▶ What you will do
Read the records below. Copy each line where the string "JSON" occurs.

☆ ☆ ☆ ☆

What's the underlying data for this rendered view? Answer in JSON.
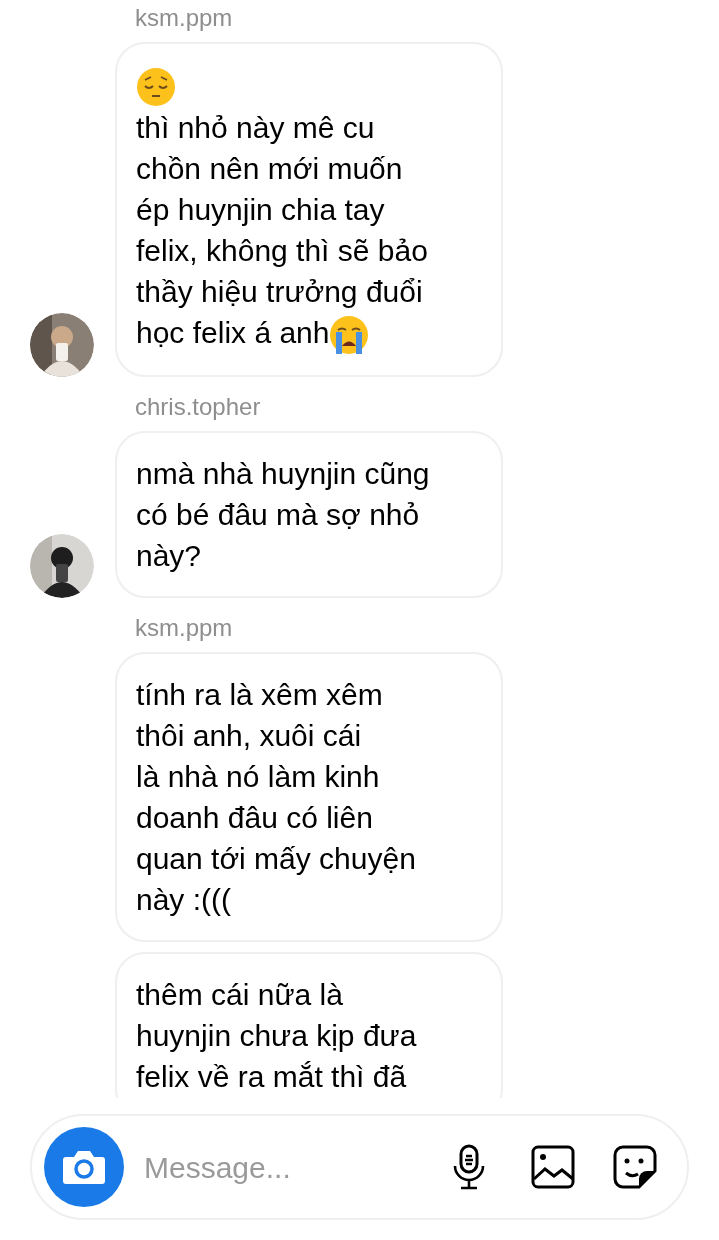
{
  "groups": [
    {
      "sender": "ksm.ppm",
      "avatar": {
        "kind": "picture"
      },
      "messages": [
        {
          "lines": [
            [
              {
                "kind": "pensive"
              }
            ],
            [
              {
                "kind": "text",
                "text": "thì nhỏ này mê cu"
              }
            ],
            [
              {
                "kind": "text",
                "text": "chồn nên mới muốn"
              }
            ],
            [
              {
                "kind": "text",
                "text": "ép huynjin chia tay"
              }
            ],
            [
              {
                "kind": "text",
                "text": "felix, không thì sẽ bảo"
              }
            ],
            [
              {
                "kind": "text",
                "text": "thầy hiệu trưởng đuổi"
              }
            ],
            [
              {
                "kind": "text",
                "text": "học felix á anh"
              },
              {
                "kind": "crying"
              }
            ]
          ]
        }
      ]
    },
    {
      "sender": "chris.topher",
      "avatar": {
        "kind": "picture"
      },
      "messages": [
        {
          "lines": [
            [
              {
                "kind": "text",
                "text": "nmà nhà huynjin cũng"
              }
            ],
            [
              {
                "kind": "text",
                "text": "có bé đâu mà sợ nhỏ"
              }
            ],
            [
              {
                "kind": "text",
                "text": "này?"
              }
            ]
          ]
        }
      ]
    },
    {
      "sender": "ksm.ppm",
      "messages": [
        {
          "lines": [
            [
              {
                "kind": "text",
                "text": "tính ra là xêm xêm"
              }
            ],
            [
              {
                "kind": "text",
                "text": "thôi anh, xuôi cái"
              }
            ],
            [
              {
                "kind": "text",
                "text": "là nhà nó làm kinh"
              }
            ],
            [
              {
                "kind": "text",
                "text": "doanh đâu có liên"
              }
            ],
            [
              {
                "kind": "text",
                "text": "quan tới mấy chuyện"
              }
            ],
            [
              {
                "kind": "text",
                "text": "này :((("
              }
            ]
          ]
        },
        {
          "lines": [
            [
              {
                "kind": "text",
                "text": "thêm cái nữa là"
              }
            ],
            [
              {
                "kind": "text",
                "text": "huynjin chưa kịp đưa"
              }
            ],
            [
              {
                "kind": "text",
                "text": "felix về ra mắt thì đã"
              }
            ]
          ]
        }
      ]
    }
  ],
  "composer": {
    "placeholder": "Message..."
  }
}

☆ ☆ ☆ ☆

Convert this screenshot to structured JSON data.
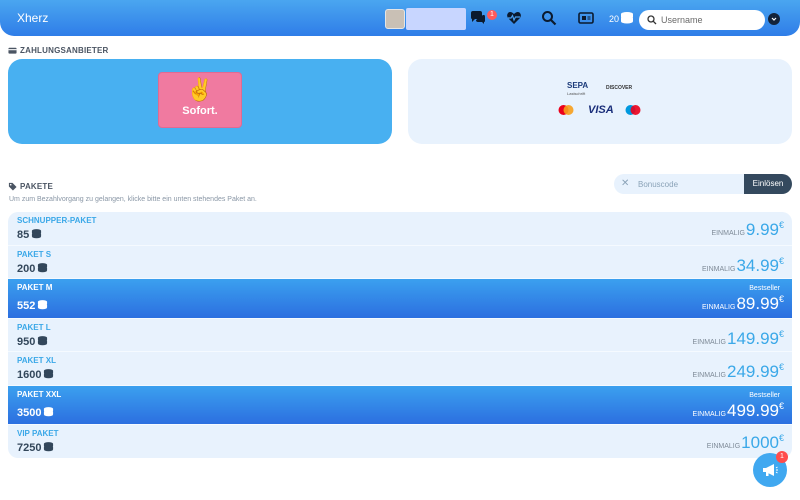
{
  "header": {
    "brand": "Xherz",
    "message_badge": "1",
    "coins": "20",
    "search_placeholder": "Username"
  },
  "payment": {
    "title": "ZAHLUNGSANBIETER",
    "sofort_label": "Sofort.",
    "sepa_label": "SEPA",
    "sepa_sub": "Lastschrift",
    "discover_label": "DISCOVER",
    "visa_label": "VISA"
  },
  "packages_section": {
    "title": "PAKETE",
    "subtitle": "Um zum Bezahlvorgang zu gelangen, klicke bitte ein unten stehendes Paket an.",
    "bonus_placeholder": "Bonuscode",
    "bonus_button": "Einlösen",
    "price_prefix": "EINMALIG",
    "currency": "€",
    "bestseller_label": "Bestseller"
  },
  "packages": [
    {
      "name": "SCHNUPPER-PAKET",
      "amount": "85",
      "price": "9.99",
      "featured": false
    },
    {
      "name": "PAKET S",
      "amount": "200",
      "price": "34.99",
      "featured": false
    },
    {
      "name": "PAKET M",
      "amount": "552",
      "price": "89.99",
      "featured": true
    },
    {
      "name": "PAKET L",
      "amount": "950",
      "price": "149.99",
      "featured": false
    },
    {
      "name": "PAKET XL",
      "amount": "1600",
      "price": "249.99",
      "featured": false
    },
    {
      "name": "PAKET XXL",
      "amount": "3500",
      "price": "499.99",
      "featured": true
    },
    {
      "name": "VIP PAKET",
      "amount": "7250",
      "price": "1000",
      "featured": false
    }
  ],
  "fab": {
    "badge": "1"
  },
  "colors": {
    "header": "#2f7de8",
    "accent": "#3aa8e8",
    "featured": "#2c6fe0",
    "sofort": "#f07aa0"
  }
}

☆ ☆ ☆ ☆

▶ Answer for the task
What's the underlying data for this rendered view? Answer in JSON.
Convert this screenshot to structured JSON data.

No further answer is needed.